● **The problem**
Exactly reproduce the lines from the line containing "Read this page and output its text content." to the end of the data below, inclusive, and nothing else.

● **Excerpted records**

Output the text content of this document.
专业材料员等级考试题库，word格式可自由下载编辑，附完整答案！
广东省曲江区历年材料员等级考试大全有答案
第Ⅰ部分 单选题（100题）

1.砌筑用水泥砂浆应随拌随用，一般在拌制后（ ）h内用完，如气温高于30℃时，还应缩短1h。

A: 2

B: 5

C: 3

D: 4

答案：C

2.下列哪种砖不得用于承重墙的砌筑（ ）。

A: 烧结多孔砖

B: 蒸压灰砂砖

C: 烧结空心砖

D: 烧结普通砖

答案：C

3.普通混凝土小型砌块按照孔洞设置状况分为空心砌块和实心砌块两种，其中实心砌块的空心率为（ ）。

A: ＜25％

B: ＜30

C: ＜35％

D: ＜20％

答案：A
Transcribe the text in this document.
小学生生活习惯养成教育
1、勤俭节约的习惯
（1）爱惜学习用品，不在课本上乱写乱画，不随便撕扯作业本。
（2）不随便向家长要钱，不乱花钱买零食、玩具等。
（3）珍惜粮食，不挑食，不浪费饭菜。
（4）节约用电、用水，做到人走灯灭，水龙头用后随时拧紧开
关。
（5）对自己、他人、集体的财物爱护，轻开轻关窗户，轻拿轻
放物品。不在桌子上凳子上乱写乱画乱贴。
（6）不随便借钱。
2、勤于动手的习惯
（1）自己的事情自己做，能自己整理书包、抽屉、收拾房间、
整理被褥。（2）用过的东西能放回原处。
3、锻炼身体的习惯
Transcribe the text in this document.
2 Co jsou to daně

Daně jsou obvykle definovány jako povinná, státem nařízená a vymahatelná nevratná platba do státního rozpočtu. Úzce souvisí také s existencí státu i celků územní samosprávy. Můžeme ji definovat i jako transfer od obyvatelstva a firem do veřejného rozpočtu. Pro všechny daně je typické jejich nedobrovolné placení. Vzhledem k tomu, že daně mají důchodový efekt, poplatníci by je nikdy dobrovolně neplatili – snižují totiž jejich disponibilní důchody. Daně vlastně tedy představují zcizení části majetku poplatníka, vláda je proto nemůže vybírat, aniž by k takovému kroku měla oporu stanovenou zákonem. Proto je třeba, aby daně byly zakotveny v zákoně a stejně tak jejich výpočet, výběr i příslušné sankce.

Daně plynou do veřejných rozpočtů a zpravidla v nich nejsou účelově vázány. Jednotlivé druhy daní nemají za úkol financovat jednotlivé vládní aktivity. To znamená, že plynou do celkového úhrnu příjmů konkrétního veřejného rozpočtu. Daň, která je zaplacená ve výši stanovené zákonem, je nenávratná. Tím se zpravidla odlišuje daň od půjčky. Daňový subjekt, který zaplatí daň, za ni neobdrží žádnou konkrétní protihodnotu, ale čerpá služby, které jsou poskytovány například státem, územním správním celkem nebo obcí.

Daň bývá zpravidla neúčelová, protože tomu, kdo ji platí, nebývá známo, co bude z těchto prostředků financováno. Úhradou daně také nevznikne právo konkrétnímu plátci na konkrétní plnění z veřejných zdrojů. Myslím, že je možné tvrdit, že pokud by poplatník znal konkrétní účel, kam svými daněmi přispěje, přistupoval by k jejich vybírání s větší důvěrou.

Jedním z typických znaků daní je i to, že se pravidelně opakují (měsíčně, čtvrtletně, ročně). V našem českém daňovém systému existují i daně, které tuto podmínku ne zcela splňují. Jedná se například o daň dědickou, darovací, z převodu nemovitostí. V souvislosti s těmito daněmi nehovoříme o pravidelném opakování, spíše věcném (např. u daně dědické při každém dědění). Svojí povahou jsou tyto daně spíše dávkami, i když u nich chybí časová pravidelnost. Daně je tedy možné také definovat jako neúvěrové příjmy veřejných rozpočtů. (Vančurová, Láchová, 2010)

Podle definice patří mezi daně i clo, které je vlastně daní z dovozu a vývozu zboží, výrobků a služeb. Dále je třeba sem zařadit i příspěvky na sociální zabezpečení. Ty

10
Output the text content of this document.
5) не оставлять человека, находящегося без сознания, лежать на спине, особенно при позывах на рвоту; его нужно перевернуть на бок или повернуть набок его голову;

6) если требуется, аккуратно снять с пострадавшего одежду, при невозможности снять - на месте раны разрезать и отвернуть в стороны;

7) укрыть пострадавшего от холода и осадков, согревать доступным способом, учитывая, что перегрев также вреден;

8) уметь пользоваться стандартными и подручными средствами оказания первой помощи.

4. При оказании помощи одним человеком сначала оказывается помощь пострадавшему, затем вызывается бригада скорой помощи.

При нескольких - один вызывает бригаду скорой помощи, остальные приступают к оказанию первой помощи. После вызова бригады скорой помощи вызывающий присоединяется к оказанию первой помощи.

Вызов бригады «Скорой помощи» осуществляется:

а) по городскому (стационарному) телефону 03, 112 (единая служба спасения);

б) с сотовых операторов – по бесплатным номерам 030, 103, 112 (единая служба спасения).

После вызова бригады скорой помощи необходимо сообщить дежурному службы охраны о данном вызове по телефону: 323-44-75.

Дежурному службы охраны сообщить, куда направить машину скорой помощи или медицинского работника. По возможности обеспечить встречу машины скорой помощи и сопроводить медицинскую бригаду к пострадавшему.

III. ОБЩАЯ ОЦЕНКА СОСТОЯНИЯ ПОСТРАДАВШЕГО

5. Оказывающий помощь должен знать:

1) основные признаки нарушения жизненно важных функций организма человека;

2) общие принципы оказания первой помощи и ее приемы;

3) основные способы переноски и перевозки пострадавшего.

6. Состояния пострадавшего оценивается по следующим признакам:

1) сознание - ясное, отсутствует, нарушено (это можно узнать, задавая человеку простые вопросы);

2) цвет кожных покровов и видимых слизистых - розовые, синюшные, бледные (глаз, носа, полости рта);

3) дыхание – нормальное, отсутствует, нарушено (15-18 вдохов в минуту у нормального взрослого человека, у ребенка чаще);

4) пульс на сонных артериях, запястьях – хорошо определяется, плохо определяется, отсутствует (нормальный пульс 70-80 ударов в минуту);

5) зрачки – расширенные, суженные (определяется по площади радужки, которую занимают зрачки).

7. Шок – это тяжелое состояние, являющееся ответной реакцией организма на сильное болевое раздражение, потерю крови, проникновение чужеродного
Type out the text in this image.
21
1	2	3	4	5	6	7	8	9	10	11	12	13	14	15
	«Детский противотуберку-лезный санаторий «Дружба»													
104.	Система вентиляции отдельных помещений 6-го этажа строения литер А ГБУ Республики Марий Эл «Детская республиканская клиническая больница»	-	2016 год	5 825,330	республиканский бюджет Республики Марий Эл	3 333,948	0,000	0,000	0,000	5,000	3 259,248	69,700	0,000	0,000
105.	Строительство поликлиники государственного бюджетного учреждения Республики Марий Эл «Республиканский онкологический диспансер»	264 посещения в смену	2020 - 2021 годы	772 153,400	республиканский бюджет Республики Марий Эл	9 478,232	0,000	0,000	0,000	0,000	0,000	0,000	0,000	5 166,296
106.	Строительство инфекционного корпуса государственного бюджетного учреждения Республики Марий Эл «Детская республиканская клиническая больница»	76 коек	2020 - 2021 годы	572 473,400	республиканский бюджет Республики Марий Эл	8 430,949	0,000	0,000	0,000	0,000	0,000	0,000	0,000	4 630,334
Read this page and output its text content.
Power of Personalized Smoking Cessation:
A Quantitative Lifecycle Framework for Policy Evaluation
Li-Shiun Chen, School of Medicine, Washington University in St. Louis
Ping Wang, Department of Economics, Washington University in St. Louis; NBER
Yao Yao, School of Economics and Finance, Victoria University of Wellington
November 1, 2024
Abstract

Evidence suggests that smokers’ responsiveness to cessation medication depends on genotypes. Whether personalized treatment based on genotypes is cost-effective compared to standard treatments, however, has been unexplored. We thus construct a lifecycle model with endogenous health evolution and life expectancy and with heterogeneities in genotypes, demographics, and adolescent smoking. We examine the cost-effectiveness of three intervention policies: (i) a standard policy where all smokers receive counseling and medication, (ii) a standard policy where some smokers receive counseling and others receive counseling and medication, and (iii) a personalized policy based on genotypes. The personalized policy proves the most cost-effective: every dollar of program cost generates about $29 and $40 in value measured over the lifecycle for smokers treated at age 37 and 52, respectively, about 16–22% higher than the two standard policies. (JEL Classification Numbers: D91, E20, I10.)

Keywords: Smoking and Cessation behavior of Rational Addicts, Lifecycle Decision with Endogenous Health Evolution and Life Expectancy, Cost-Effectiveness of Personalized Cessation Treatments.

● **Response to the task**
Read this page and output its text content.
Power of Personalized Smoking Cessation:
A Quantitative Lifecycle Framework for Policy Evaluation
Li-Shiun Chen, School of Medicine, Washington University in St. Louis
Ping Wang, Department of Economics, Washington University in St. Louis; NBER
Yao Yao, School of Economics and Finance, Victoria University of Wellington
November 1, 2024
Abstract

Evidence suggests that smokers’ responsiveness to cessation medication depends on genotypes. Whether personalized treatment based on genotypes is cost-effective compared to standard treatments, however, has been unexplored. We thus construct a lifecycle model with endogenous health evolution and life expectancy and with heterogeneities in genotypes, demographics, and adolescent smoking. We examine the cost-effectiveness of three intervention policies: (i) a standard policy where all smokers receive counseling and medication, (ii) a standard policy where some smokers receive counseling and others receive counseling and medication, and (iii) a personalized policy based on genotypes. The personalized policy proves the most cost-effective: every dollar of program cost generates about $29 and $40 in value measured over the lifecycle for smokers treated at age 37 and 52, respectively, about 16–22% higher than the two standard policies. (JEL Classification Numbers: D91, E20, I10.)

Keywords: Smoking and Cessation behavior of Rational Addicts, Lifecycle Decision with Endogenous Health Evolution and Life Expectancy, Cost-Effectiveness of Personalized Cessation Treatments.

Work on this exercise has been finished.